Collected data
※ ※ ※

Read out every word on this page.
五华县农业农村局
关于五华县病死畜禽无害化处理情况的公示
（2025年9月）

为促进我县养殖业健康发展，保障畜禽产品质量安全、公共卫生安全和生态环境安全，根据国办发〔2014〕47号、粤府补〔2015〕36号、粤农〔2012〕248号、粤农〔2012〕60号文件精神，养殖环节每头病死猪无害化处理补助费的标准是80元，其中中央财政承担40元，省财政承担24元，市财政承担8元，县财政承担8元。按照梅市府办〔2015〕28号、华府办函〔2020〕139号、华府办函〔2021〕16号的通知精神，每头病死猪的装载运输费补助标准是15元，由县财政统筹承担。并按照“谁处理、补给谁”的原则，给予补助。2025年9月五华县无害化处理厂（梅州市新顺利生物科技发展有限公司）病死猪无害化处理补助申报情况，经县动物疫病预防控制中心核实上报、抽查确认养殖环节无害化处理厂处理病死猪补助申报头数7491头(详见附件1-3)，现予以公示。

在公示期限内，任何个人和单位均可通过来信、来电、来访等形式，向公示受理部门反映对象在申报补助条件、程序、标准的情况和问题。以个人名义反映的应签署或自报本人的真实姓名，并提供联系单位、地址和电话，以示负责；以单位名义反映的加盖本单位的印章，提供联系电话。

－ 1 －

※ ※ ※

Short problem
Copy the records above exactly.

Reply
Read out every word on this page.
五华县农业农村局
关于五华县病死畜禽无害化处理情况的公示
（2025年9月）

为促进我县养殖业健康发展，保障畜禽产品质量安全、公共卫生安全和生态环境安全，根据国办发〔2014〕47号、粤府补〔2015〕36号、粤农〔2012〕248号、粤农〔2012〕60号文件精神，养殖环节每头病死猪无害化处理补助费的标准是80元，其中中央财政承担40元，省财政承担24元，市财政承担8元，县财政承担8元。按照梅市府办〔2015〕28号、华府办函〔2020〕139号、华府办函〔2021〕16号的通知精神，每头病死猪的装载运输费补助标准是15元，由县财政统筹承担。并按照“谁处理、补给谁”的原则，给予补助。2025年9月五华县无害化处理厂（梅州市新顺利生物科技发展有限公司）病死猪无害化处理补助申报情况，经县动物疫病预防控制中心核实上报、抽查确认养殖环节无害化处理厂处理病死猪补助申报头数7491头(详见附件1-3)，现予以公示。

在公示期限内，任何个人和单位均可通过来信、来电、来访等形式，向公示受理部门反映对象在申报补助条件、程序、标准的情况和问题。以个人名义反映的应签署或自报本人的真实姓名，并提供联系单位、地址和电话，以示负责；以单位名义反映的加盖本单位的印章，提供联系电话。

－ 1 －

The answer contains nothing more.